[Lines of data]

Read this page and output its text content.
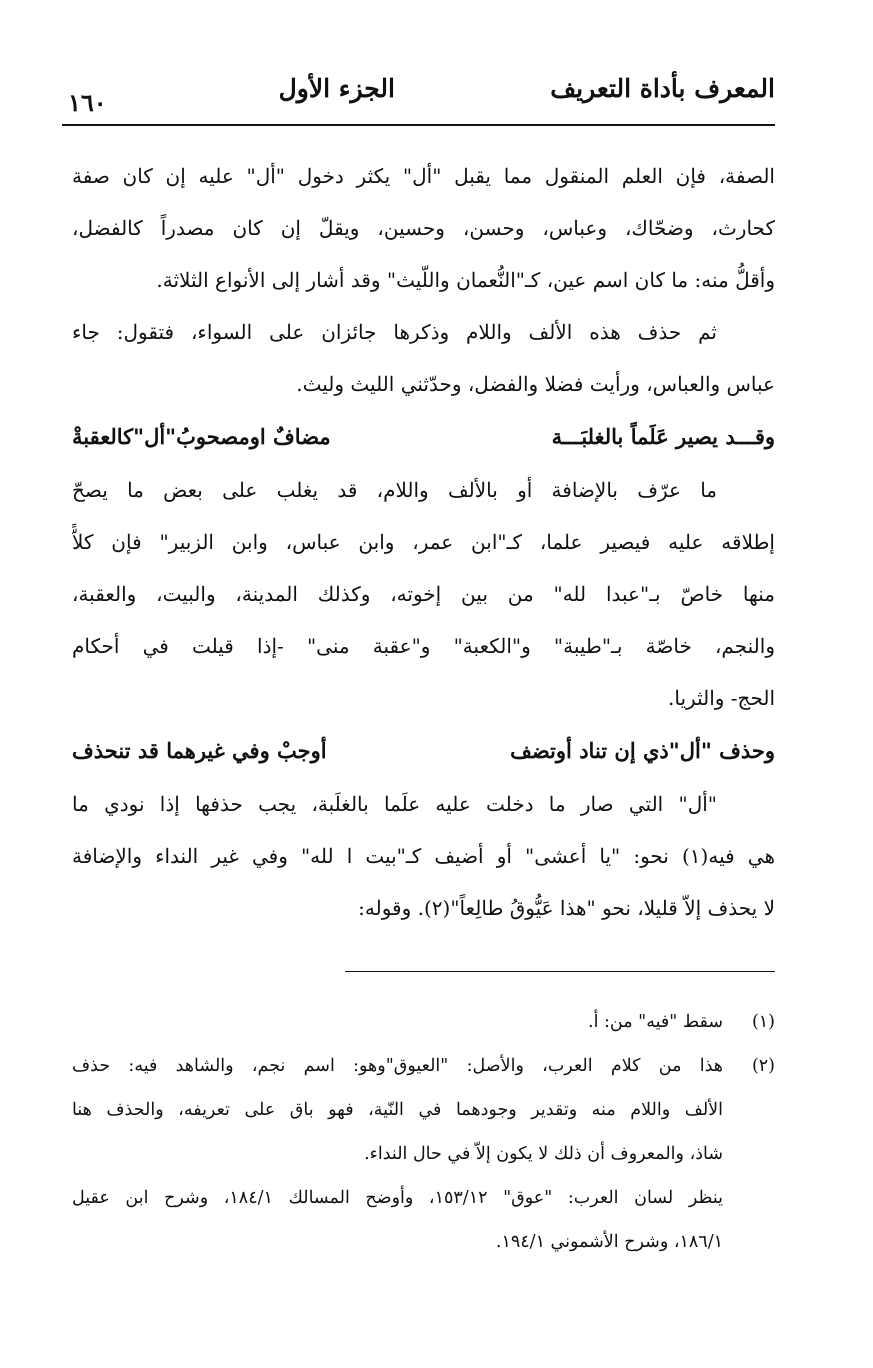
المعرف بأداة التعريف
الجزء الأول
١٦٠
الصفة، فإن العلم المنقول مما يقبل "أل" يكثر دخول "أل" عليه إن كان صفة
كحارث، وضحّاك، وعباس، وحسن، وحسين، ويقلّ إن كان مصدراً كالفضل،
وأقلُّ منه: ما كان اسم عين، كـ"النُّعمان واللّيث" وقد أشار إلى الأنواع الثلاثة.
ثم حذف هذه الألف واللام وذكرها جائزان على السواء، فتقول: جاء
عباس والعباس، ورأيت فضلا والفضل، وحدّثني الليث وليث.
وقـــد يصير عَلَماً بالغلبَـــة
مضافٌ اومصحوبُ"أل"كالعقبةْ
ما عرّف بالإضافة أو بالألف واللام، قد يغلب على بعض ما يصحّ
إطلاقه عليه فيصير علما، كـ"ابن عمر، وابن عباس، وابن الزبير" فإن كلاًّ
منها خاصّ بـ"عبدا لله" من بين إخوته، وكذلك المدينة، والبيت، والعقبة،
والنجم، خاصّة بـ"طيبة" و"الكعبة" و"عقبة منى" -إذا قيلت في أحكام
الحج- والثريا.
وحذف "أل"ذي إن تناد أوتضف
أوجبْ وفي غيرهما قد تنحذف
"أل" التي صار ما دخلت عليه علَما بالغلَبة، يجب حذفها إذا نودي ما
هي فيه(١) نحو: "يا أعشى" أو أضيف كـ"بيت ا لله" وفي غير النداء والإضافة
لا يحذف إلاّ قليلا، نحو "هذا عَيُّوقُ طالِعاً"(٢). وقوله:
(١)
سقط "فيه" من: أ.
(٢)
هذا من كلام العرب، والأصل: "العيوق"وهو: اسم نجم، والشاهد فيه: حذف
الألف واللام منه وتقدير وجودهما في النّية، فهو باق على تعريفه، والحذف هنا
شاذ، والمعروف أن ذلك لا يكون إلاّ في حال النداء.
ينظر لسان العرب: "عوق" ١٥٣/١٢، وأوضح المسالك ١٨٤/١، وشرح ابن عقيل
١٨٦/١، وشرح الأشموني ١٩٤/١.
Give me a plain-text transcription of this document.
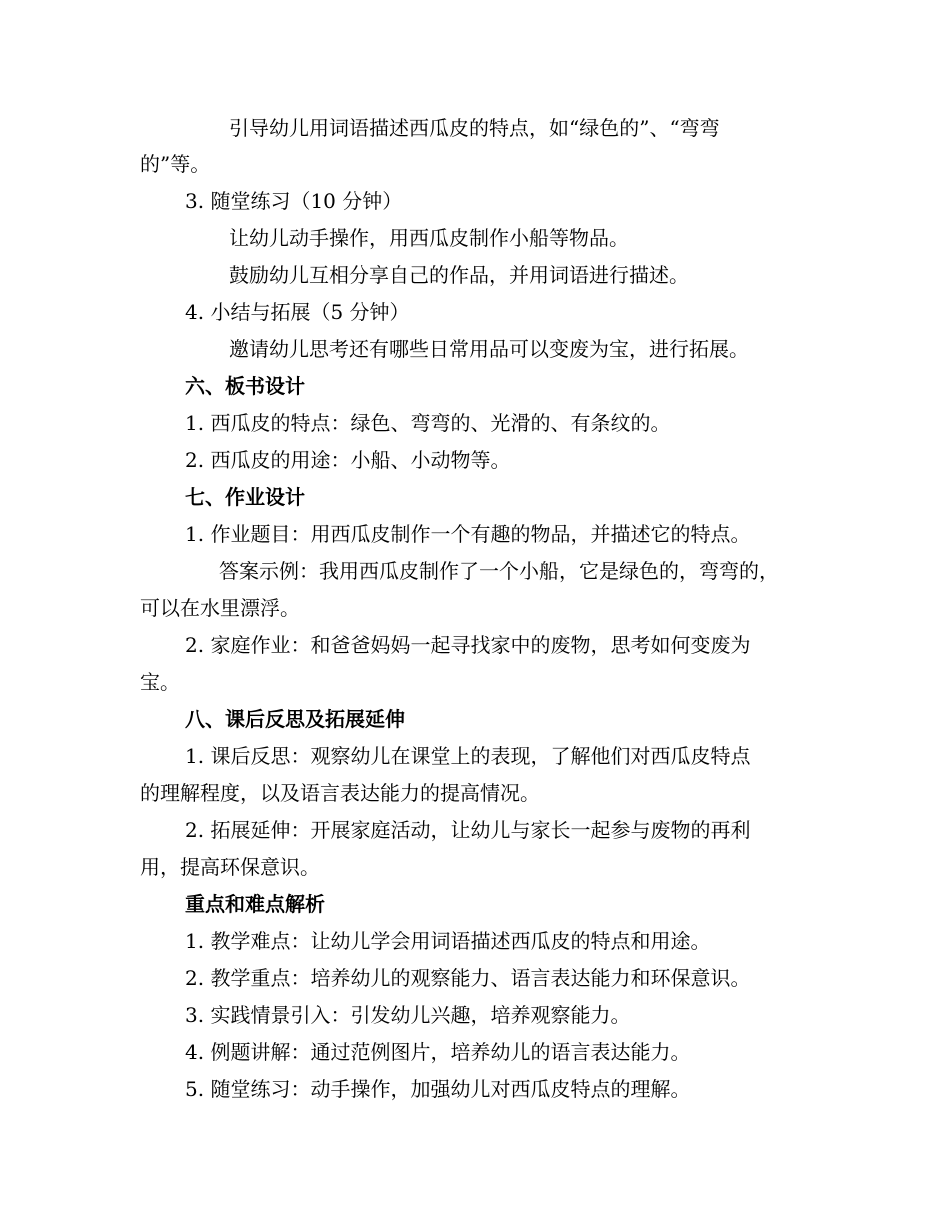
引导幼儿用词语描述西瓜皮的特点，如“绿色的”、“弯弯
的”等。
3. 随堂练习（10 分钟）
让幼儿动手操作，用西瓜皮制作小船等物品。
鼓励幼儿互相分享自己的作品，并用词语进行描述。
4. 小结与拓展（5 分钟）
邀请幼儿思考还有哪些日常用品可以变废为宝，进行拓展。
六、板书设计
1. 西瓜皮的特点：绿色、弯弯的、光滑的、有条纹的。
2. 西瓜皮的用途：小船、小动物等。
七、作业设计
1. 作业题目：用西瓜皮制作一个有趣的物品，并描述它的特点。
答案示例：我用西瓜皮制作了一个小船，它是绿色的，弯弯的，
可以在水里漂浮。
2. 家庭作业：和爸爸妈妈一起寻找家中的废物，思考如何变废为
宝。
八、课后反思及拓展延伸
1. 课后反思：观察幼儿在课堂上的表现，了解他们对西瓜皮特点
的理解程度，以及语言表达能力的提高情况。
2. 拓展延伸：开展家庭活动，让幼儿与家长一起参与废物的再利
用，提高环保意识。
重点和难点解析
1. 教学难点：让幼儿学会用词语描述西瓜皮的特点和用途。
2. 教学重点：培养幼儿的观察能力、语言表达能力和环保意识。
3. 实践情景引入：引发幼儿兴趣，培养观察能力。
4. 例题讲解：通过范例图片，培养幼儿的语言表达能力。
5. 随堂练习：动手操作，加强幼儿对西瓜皮特点的理解。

▶ [GIVEN EXERCISE]: Which lines contain the word "وشرح"? Copy each of them.

▶ [ANSWER]:
ينظر لسان العرب: "عوق" ١٥٣/١٢، وأوضح المسالك ١٨٤/١، وشرح ابن عقيل
١٨٦/١، وشرح الأشموني ١٩٤/١.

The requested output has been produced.